*Task details:* Copy everything from the start of the data down to the line that contains "closing-thanks: Děkuji. [43,726,91,743]", changing nothing.

____

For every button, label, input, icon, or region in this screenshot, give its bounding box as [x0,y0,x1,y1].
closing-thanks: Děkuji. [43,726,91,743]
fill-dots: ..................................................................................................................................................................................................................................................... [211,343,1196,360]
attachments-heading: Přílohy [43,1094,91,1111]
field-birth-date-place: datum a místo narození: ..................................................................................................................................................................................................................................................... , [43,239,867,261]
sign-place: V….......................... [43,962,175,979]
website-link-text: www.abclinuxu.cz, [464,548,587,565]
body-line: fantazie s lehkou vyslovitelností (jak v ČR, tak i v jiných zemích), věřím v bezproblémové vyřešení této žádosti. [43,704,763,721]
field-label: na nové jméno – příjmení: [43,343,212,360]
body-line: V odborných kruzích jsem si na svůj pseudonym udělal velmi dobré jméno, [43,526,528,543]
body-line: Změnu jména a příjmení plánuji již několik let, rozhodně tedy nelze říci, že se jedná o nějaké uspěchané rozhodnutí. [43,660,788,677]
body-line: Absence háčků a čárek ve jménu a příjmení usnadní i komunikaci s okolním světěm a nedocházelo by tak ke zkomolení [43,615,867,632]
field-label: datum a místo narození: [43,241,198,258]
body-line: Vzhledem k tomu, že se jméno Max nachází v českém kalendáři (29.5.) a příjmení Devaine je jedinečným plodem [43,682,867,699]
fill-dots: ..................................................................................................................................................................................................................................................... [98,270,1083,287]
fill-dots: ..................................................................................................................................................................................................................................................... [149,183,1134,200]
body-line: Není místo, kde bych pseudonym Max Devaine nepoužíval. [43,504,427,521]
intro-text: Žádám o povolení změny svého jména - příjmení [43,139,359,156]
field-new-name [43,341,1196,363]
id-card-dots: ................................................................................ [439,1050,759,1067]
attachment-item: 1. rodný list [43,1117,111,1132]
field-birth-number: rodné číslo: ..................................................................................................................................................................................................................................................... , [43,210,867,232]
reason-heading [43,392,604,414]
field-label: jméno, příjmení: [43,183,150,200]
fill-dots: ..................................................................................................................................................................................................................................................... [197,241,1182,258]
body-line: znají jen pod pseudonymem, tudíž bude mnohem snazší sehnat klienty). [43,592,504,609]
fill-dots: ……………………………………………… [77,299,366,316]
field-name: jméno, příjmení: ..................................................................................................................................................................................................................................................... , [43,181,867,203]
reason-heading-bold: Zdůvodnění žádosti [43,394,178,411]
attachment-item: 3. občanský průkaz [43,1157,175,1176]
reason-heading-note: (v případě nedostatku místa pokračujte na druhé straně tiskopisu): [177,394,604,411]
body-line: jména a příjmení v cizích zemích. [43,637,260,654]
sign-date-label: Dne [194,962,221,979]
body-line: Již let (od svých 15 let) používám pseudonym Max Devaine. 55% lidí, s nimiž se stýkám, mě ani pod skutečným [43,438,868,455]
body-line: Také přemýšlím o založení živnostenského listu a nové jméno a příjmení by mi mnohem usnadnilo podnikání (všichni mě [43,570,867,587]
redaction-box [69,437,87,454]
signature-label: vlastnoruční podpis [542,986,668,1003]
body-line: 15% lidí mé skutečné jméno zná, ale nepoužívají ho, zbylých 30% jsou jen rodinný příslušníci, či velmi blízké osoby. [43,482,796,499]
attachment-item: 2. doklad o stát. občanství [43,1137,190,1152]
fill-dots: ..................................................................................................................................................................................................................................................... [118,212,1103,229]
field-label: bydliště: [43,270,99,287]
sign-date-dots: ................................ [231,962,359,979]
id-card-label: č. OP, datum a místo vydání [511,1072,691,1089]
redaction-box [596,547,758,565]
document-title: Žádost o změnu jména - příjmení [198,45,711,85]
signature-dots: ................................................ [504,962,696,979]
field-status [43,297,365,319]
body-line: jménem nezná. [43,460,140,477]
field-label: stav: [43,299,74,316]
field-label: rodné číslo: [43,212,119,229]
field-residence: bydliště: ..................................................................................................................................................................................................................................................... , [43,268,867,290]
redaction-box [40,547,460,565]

____

*Answer to the problem:*
For every button, label, input, icon, or region in this screenshot, give its bounding box as [x0,y0,x1,y1].
closing-thanks: Děkuji. [43,726,91,743]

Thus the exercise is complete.